■ **What the task asks**
Determine how many lines of the records include "chevron", and answer with the number alone.

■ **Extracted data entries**
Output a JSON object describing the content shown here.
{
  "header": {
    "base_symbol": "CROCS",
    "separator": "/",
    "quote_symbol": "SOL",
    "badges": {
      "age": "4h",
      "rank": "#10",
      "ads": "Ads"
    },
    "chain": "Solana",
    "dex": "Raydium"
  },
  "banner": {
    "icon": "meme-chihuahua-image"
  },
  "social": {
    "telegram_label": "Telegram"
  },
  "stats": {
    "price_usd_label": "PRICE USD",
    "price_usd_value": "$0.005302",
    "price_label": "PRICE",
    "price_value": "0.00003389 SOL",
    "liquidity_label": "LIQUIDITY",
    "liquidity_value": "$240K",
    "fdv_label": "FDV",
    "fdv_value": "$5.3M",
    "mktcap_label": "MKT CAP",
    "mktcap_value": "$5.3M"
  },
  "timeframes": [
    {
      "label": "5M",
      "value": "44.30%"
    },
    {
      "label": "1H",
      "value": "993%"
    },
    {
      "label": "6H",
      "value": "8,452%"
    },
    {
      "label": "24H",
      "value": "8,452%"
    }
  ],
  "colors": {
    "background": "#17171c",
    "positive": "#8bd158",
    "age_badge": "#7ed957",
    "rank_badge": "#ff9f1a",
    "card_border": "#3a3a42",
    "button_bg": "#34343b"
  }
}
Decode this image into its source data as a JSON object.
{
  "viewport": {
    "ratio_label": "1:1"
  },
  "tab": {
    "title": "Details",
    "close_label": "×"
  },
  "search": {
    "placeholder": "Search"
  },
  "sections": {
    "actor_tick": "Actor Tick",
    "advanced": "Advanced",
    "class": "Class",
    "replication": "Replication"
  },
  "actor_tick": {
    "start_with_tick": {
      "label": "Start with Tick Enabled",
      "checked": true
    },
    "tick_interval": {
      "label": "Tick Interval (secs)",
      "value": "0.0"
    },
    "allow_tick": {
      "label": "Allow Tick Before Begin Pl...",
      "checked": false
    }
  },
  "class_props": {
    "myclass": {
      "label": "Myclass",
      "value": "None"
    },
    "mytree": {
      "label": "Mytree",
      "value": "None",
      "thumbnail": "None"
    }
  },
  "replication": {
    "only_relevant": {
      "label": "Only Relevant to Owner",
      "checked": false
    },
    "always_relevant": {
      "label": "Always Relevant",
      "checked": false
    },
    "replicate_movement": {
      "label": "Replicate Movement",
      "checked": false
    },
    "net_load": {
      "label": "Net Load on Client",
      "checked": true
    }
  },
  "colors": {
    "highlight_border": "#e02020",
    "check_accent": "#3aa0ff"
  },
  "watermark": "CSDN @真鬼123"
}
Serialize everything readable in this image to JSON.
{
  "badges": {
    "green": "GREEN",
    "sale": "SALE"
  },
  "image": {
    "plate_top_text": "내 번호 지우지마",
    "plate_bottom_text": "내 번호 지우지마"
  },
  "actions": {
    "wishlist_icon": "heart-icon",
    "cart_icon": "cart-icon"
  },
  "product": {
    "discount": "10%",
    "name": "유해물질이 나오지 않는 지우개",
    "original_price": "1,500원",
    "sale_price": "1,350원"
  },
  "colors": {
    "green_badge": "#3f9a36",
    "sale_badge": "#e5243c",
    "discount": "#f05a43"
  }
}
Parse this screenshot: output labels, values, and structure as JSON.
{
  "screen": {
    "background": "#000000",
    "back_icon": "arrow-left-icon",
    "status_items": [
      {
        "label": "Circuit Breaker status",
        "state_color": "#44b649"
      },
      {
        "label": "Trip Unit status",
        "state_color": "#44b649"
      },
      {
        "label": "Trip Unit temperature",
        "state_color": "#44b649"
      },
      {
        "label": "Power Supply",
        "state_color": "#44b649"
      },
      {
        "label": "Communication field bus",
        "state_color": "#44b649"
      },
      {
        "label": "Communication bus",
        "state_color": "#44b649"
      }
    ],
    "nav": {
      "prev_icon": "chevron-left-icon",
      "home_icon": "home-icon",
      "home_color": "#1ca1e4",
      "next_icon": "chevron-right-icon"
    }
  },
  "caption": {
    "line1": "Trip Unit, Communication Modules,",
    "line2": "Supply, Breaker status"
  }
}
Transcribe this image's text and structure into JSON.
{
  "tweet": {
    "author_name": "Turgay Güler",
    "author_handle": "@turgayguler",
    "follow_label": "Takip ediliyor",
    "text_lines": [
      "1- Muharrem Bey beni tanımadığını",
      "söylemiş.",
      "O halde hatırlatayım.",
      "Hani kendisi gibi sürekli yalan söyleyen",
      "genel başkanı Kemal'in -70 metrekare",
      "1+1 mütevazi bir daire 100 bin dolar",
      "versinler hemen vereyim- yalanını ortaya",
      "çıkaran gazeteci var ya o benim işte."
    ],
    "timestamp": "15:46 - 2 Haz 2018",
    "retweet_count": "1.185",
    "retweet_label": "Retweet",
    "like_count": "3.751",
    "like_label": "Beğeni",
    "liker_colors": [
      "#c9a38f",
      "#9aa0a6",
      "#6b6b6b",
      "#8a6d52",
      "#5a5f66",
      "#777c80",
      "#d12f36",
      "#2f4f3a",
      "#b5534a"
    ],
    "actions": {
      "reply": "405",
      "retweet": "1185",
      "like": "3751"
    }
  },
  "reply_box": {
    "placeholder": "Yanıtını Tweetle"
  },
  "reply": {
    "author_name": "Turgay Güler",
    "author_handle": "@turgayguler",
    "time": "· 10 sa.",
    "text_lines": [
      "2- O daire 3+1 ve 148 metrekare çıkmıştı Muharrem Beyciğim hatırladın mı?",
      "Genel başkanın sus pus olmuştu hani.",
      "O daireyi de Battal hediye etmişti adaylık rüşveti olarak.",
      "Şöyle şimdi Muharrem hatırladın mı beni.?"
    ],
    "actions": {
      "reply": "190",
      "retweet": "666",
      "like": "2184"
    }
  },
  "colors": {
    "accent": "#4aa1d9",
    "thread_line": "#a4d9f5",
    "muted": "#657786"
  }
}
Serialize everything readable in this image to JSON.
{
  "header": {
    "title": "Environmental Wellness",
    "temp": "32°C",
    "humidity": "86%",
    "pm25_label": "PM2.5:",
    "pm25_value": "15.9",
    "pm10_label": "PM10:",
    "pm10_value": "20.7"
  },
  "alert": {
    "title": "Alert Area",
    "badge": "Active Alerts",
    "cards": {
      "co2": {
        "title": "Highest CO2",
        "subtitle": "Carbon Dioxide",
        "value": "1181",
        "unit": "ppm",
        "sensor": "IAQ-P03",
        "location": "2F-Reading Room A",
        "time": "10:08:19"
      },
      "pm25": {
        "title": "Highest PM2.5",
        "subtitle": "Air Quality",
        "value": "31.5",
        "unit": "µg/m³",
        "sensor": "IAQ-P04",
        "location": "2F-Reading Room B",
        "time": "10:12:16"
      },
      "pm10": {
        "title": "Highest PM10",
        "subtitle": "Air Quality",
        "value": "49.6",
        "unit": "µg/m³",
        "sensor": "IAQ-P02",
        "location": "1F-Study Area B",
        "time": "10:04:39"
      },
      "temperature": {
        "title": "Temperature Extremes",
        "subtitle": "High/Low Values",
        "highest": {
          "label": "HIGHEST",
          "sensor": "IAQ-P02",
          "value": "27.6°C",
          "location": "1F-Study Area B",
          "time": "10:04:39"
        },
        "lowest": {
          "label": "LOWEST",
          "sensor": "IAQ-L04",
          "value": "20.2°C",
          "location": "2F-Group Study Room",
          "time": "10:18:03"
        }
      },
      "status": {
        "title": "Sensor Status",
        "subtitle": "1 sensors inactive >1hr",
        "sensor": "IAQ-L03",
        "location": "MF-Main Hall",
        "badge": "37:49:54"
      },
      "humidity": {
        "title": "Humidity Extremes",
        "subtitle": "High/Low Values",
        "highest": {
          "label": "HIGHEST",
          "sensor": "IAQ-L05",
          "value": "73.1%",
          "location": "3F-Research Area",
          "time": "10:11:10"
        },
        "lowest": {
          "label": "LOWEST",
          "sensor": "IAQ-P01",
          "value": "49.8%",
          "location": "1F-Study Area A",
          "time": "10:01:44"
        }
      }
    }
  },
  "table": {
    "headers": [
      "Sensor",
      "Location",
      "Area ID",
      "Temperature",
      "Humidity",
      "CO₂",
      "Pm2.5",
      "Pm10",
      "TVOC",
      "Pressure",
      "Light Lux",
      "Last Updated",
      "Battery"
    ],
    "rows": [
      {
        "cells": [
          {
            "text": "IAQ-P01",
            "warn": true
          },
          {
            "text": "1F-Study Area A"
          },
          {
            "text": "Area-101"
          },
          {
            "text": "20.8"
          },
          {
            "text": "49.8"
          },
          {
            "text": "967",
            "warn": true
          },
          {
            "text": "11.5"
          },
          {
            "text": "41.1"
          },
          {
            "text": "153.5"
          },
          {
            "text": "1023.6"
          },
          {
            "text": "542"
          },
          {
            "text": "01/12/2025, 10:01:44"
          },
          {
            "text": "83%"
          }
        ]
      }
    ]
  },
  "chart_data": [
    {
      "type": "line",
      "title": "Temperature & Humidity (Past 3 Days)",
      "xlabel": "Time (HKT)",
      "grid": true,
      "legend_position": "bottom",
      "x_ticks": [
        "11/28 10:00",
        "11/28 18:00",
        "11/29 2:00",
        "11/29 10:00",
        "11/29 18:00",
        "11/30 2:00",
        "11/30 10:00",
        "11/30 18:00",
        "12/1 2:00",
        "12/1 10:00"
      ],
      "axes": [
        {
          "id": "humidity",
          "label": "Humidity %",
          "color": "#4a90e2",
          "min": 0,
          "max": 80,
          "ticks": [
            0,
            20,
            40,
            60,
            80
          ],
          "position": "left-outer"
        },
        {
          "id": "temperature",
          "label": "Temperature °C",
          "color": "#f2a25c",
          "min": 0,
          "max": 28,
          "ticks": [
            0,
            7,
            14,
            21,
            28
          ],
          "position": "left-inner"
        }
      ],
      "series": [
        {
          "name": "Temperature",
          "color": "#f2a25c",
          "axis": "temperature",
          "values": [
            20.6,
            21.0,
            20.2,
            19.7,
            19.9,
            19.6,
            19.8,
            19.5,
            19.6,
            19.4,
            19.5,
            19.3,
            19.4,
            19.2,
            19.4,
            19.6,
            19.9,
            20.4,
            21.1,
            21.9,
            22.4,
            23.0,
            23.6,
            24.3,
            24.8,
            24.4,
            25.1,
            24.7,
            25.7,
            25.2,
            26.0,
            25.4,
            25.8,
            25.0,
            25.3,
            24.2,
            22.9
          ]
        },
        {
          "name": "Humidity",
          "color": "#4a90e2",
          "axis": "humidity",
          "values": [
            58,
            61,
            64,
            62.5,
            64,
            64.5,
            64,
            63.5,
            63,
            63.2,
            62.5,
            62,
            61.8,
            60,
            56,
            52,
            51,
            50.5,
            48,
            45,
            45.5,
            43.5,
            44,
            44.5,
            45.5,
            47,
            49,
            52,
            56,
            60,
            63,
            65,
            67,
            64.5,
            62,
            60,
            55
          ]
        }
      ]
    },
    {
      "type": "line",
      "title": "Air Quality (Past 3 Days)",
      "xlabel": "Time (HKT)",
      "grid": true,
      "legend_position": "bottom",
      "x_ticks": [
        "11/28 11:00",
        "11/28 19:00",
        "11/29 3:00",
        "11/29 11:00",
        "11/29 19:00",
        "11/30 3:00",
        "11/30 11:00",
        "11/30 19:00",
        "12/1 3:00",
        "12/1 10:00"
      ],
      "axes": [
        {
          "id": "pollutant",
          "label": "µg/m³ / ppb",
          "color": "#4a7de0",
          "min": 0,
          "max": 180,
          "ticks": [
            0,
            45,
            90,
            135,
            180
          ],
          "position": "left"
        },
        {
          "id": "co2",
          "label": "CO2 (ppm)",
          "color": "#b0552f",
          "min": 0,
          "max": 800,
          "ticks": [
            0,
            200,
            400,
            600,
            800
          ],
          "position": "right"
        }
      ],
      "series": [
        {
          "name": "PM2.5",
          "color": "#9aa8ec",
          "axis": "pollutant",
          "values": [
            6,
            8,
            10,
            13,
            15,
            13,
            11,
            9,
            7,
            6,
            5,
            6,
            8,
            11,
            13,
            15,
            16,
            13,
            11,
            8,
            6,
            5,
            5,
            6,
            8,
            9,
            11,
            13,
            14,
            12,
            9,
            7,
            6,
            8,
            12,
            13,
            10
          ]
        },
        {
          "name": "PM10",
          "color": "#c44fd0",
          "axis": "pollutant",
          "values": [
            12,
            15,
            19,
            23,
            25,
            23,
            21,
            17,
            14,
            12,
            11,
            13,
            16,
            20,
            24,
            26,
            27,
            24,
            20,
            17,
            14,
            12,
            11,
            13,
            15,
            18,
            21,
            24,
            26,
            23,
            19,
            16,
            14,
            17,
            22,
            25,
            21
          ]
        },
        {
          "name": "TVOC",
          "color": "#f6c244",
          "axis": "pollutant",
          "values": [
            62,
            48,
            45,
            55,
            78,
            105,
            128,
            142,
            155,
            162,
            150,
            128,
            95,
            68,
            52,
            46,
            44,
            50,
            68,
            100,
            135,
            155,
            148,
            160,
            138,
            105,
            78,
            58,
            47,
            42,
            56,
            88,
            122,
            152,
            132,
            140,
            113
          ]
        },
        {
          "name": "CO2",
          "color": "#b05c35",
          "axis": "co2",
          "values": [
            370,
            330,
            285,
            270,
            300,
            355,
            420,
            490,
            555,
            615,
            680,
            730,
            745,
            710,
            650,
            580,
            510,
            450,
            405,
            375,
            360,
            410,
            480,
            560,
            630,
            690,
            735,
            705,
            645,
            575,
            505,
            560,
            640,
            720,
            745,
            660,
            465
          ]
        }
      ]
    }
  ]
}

■ **Full response**
2